** Your task **
Would you pull out every line of the material that contains the string "CORRELATION"?

* begin *

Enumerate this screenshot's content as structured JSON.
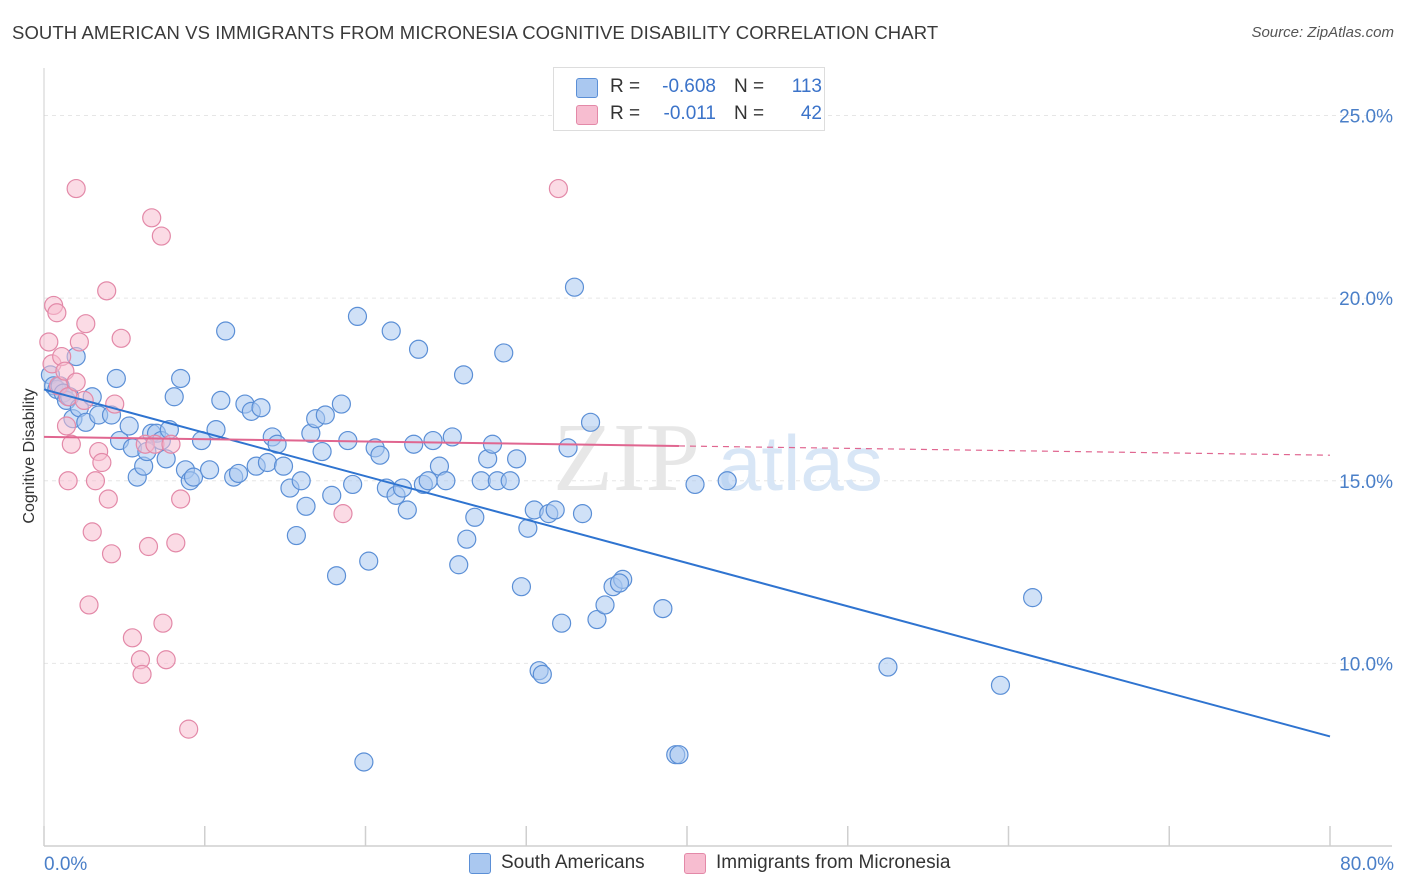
{
  "title": "SOUTH AMERICAN VS IMMIGRANTS FROM MICRONESIA COGNITIVE DISABILITY CORRELATION CHART",
  "source": "Source: ZipAtlas.com",
  "watermark": {
    "zip": "ZIP",
    "atlas": "atlas"
  },
  "legend": {
    "r_label": "R =",
    "n_label": "N =",
    "rows": [
      {
        "r": "-0.608",
        "n": "113",
        "color": "#aac8f0",
        "border": "#5b8fd6"
      },
      {
        "r": "-0.011",
        "n": "42",
        "color": "#f7bdd0",
        "border": "#e389a8"
      }
    ]
  },
  "bottom_legend": [
    {
      "label": "South Americans",
      "color": "#aac8f0",
      "border": "#5b8fd6"
    },
    {
      "label": "Immigrants from Micronesia",
      "color": "#f7bdd0",
      "border": "#e389a8"
    }
  ],
  "chart_data": {
    "type": "scatter",
    "title": "SOUTH AMERICAN VS IMMIGRANTS FROM MICRONESIA COGNITIVE DISABILITY CORRELATION CHART",
    "xlabel": "",
    "ylabel": "Cognitive Disability",
    "xlim": [
      0,
      80
    ],
    "ylim": [
      5,
      26
    ],
    "x_tick_labels": [
      "0.0%",
      "80.0%"
    ],
    "y_ticks": [
      10,
      15,
      20,
      25
    ],
    "y_tick_labels": [
      "10.0%",
      "15.0%",
      "20.0%",
      "25.0%"
    ],
    "grid": true,
    "series": [
      {
        "name": "South Americans",
        "color": "#aac8f0",
        "stroke": "#5b8fd6",
        "line_color": "#2f74d0",
        "trend": {
          "x": [
            0,
            80
          ],
          "y": [
            17.5,
            8.0
          ],
          "dashed_from": null
        },
        "points": [
          [
            0.4,
            17.9
          ],
          [
            0.6,
            17.6
          ],
          [
            0.8,
            17.5
          ],
          [
            1.0,
            17.6
          ],
          [
            1.2,
            17.4
          ],
          [
            1.4,
            17.2
          ],
          [
            1.6,
            17.3
          ],
          [
            1.8,
            16.7
          ],
          [
            2.0,
            18.4
          ],
          [
            2.2,
            17.0
          ],
          [
            2.6,
            16.6
          ],
          [
            3.0,
            17.3
          ],
          [
            3.4,
            16.8
          ],
          [
            4.2,
            16.8
          ],
          [
            4.5,
            17.8
          ],
          [
            4.7,
            16.1
          ],
          [
            5.3,
            16.5
          ],
          [
            5.5,
            15.9
          ],
          [
            5.8,
            15.1
          ],
          [
            6.2,
            15.4
          ],
          [
            6.4,
            15.8
          ],
          [
            6.7,
            16.3
          ],
          [
            7.0,
            16.3
          ],
          [
            7.3,
            16.1
          ],
          [
            7.6,
            15.6
          ],
          [
            7.8,
            16.4
          ],
          [
            8.1,
            17.3
          ],
          [
            8.5,
            17.8
          ],
          [
            8.8,
            15.3
          ],
          [
            9.1,
            15.0
          ],
          [
            9.3,
            15.1
          ],
          [
            9.8,
            16.1
          ],
          [
            10.3,
            15.3
          ],
          [
            10.7,
            16.4
          ],
          [
            11.0,
            17.2
          ],
          [
            11.3,
            19.1
          ],
          [
            11.8,
            15.1
          ],
          [
            12.1,
            15.2
          ],
          [
            12.5,
            17.1
          ],
          [
            12.9,
            16.9
          ],
          [
            13.2,
            15.4
          ],
          [
            13.5,
            17.0
          ],
          [
            13.9,
            15.5
          ],
          [
            14.2,
            16.2
          ],
          [
            14.5,
            16.0
          ],
          [
            14.9,
            15.4
          ],
          [
            15.3,
            14.8
          ],
          [
            15.7,
            13.5
          ],
          [
            16.0,
            15.0
          ],
          [
            16.3,
            14.3
          ],
          [
            16.6,
            16.3
          ],
          [
            16.9,
            16.7
          ],
          [
            17.3,
            15.8
          ],
          [
            17.5,
            16.8
          ],
          [
            17.9,
            14.6
          ],
          [
            18.2,
            12.4
          ],
          [
            18.5,
            17.1
          ],
          [
            18.9,
            16.1
          ],
          [
            19.2,
            14.9
          ],
          [
            19.5,
            19.5
          ],
          [
            19.9,
            7.3
          ],
          [
            20.2,
            12.8
          ],
          [
            20.6,
            15.9
          ],
          [
            20.9,
            15.7
          ],
          [
            21.3,
            14.8
          ],
          [
            21.6,
            19.1
          ],
          [
            21.9,
            14.6
          ],
          [
            22.3,
            14.8
          ],
          [
            22.6,
            14.2
          ],
          [
            23.0,
            16.0
          ],
          [
            23.3,
            18.6
          ],
          [
            23.6,
            14.9
          ],
          [
            23.9,
            15.0
          ],
          [
            24.2,
            16.1
          ],
          [
            24.6,
            15.4
          ],
          [
            25.0,
            15.0
          ],
          [
            25.4,
            16.2
          ],
          [
            25.8,
            12.7
          ],
          [
            26.1,
            17.9
          ],
          [
            26.3,
            13.4
          ],
          [
            26.8,
            14.0
          ],
          [
            27.2,
            15.0
          ],
          [
            27.6,
            15.6
          ],
          [
            27.9,
            16.0
          ],
          [
            28.2,
            15.0
          ],
          [
            28.6,
            18.5
          ],
          [
            29.0,
            15.0
          ],
          [
            29.4,
            15.6
          ],
          [
            29.7,
            12.1
          ],
          [
            30.1,
            13.7
          ],
          [
            30.5,
            14.2
          ],
          [
            30.8,
            9.8
          ],
          [
            31.0,
            9.7
          ],
          [
            31.4,
            14.1
          ],
          [
            31.8,
            14.2
          ],
          [
            32.2,
            11.1
          ],
          [
            32.6,
            15.9
          ],
          [
            33.0,
            20.3
          ],
          [
            33.5,
            14.1
          ],
          [
            34.0,
            16.6
          ],
          [
            34.4,
            11.2
          ],
          [
            34.9,
            11.6
          ],
          [
            35.4,
            12.1
          ],
          [
            36.0,
            12.3
          ],
          [
            38.5,
            11.5
          ],
          [
            39.3,
            7.5
          ],
          [
            39.5,
            7.5
          ],
          [
            40.5,
            14.9
          ],
          [
            42.5,
            15.0
          ],
          [
            52.5,
            9.9
          ],
          [
            59.5,
            9.4
          ],
          [
            61.5,
            11.8
          ],
          [
            35.8,
            12.2
          ]
        ]
      },
      {
        "name": "Immigrants from Micronesia",
        "color": "#f7bdd0",
        "stroke": "#e389a8",
        "line_color": "#e06690",
        "trend": {
          "x": [
            0,
            80
          ],
          "y": [
            16.2,
            15.7
          ],
          "dashed_from": 39.5
        },
        "points": [
          [
            0.3,
            18.8
          ],
          [
            0.5,
            18.2
          ],
          [
            0.6,
            19.8
          ],
          [
            0.8,
            19.6
          ],
          [
            0.9,
            17.6
          ],
          [
            1.1,
            18.4
          ],
          [
            1.3,
            18.0
          ],
          [
            1.5,
            17.3
          ],
          [
            1.7,
            16.0
          ],
          [
            2.0,
            17.7
          ],
          [
            1.4,
            16.5
          ],
          [
            1.5,
            15.0
          ],
          [
            2.2,
            18.8
          ],
          [
            2.5,
            17.2
          ],
          [
            2.6,
            19.3
          ],
          [
            2.8,
            11.6
          ],
          [
            3.0,
            13.6
          ],
          [
            3.2,
            15.0
          ],
          [
            3.4,
            15.8
          ],
          [
            3.6,
            15.5
          ],
          [
            3.9,
            20.2
          ],
          [
            4.0,
            14.5
          ],
          [
            4.2,
            13.0
          ],
          [
            4.4,
            17.1
          ],
          [
            4.8,
            18.9
          ],
          [
            5.5,
            10.7
          ],
          [
            6.0,
            10.1
          ],
          [
            6.1,
            9.7
          ],
          [
            6.3,
            16.0
          ],
          [
            6.5,
            13.2
          ],
          [
            6.7,
            22.2
          ],
          [
            6.9,
            16.0
          ],
          [
            7.3,
            21.7
          ],
          [
            7.4,
            11.1
          ],
          [
            7.6,
            10.1
          ],
          [
            7.9,
            16.0
          ],
          [
            8.2,
            13.3
          ],
          [
            8.5,
            14.5
          ],
          [
            9.0,
            8.2
          ],
          [
            2.0,
            23.0
          ],
          [
            18.6,
            14.1
          ],
          [
            32.0,
            23.0
          ]
        ]
      }
    ]
  }
}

* end *

** Result of this task **
  "title": "SOUTH AMERICAN VS IMMIGRANTS FROM MICRONESIA COGNITIVE DISABILITY CORRELATION CHART",
    "title": "SOUTH AMERICAN VS IMMIGRANTS FROM MICRONESIA COGNITIVE DISABILITY CORRELATION CHART",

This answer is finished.